**What is being asked:**
Show every line below where "ramach" can be found.

**Saved data entries:**
- - - - -

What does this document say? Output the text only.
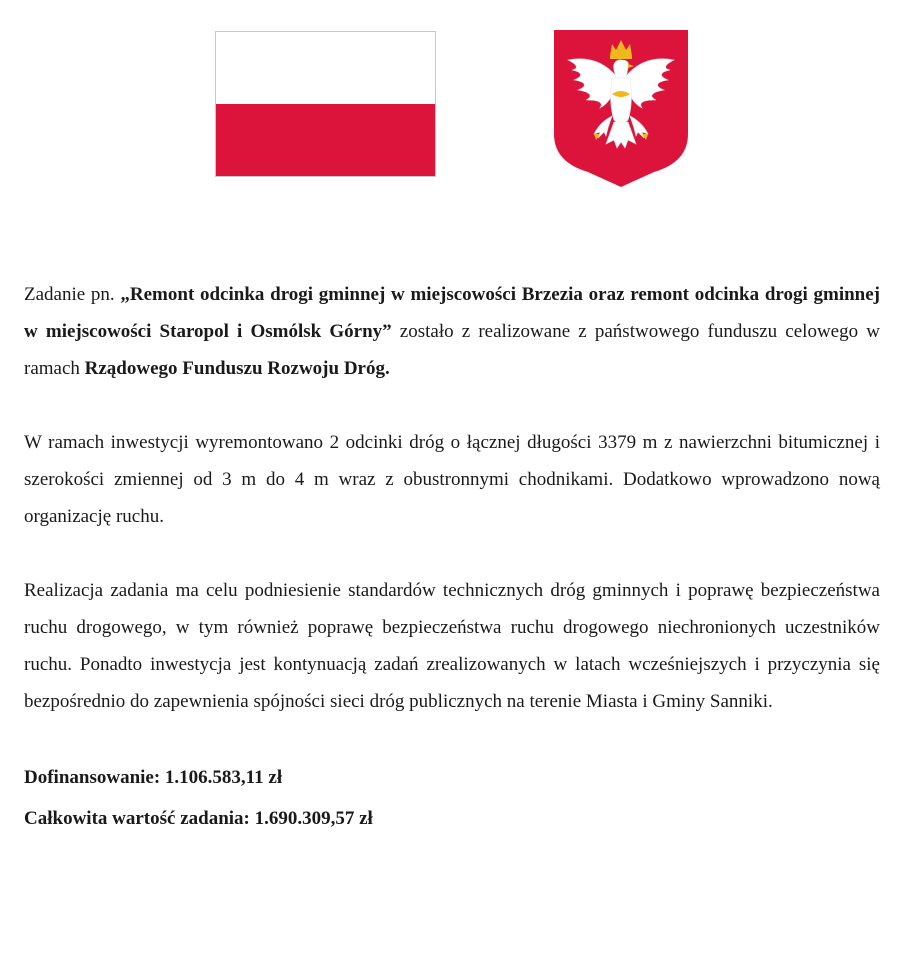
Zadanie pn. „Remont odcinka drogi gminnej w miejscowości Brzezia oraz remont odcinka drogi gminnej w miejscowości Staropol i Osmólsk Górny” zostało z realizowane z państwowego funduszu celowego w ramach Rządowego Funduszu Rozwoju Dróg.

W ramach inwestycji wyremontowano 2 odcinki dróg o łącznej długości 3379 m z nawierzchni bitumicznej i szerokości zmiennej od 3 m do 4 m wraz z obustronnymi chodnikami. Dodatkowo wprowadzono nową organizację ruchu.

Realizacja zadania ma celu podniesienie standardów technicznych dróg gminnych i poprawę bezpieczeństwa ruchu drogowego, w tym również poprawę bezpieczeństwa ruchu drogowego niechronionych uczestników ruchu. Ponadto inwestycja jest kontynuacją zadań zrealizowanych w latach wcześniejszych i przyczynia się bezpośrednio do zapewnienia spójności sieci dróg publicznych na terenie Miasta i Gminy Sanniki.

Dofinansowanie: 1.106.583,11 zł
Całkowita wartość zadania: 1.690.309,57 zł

- - - - -

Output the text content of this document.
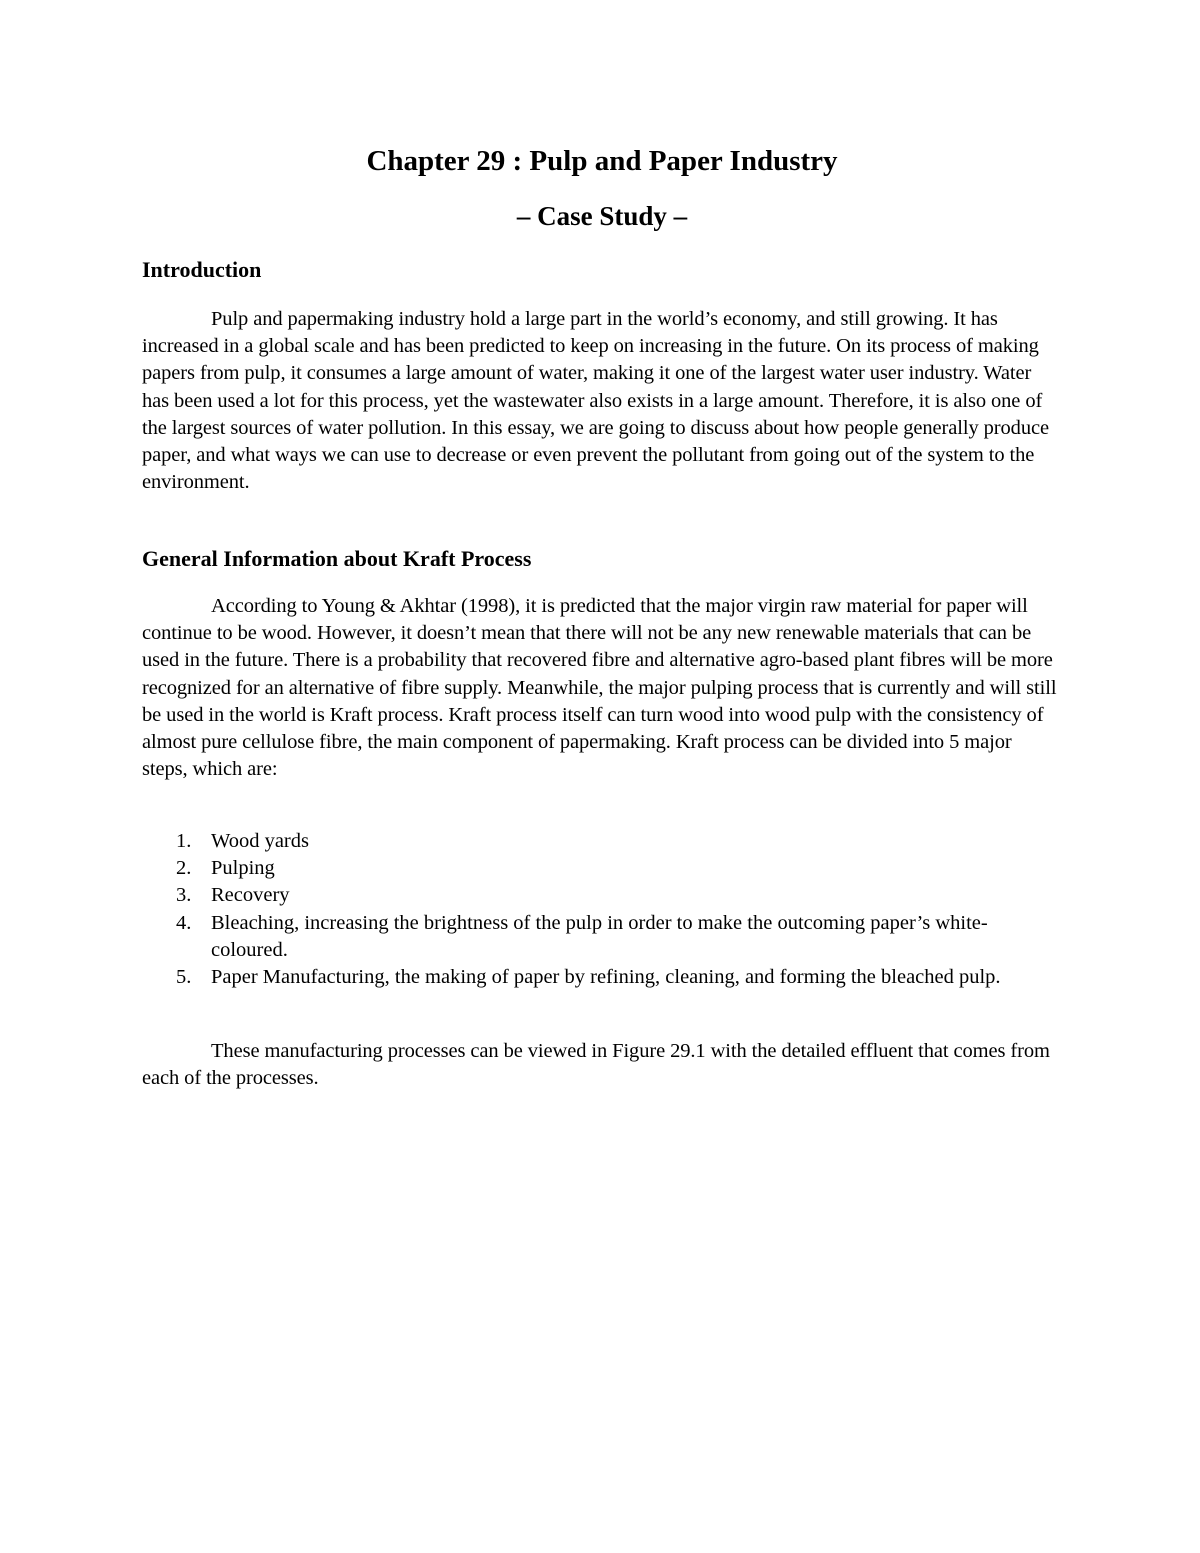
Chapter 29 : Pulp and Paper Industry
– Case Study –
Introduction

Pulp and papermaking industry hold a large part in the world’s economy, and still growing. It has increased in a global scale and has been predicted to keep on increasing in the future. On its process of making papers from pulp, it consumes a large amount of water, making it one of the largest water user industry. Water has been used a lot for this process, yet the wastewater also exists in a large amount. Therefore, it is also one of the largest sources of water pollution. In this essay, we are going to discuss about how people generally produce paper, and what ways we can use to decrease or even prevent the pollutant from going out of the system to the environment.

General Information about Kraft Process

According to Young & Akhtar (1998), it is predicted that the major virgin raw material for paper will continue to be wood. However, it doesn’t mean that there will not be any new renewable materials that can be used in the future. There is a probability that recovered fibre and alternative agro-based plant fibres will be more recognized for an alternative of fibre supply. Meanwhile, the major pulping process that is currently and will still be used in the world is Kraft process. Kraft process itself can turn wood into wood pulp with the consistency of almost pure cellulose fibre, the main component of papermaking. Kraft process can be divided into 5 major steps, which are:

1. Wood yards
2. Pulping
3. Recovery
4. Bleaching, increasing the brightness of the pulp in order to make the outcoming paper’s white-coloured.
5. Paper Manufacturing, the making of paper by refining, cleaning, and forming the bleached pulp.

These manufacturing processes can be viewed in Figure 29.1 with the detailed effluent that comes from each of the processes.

- - - - -

**Complete response:**
Zadanie pn. „Remont odcinka drogi gminnej w miejscowości Brzezia oraz remont odcinka drogi gminnej w miejscowości Staropol i Osmólsk Górny” zostało z realizowane z państwowego funduszu celowego w ramach Rządowego Funduszu Rozwoju Dróg.
W ramach inwestycji wyremontowano 2 odcinki dróg o łącznej długości 3379 m z nawierzchni bitumicznej i szerokości zmiennej od 3 m do 4 m wraz z obustronnymi chodnikami. Dodatkowo wprowadzono nową organizację ruchu.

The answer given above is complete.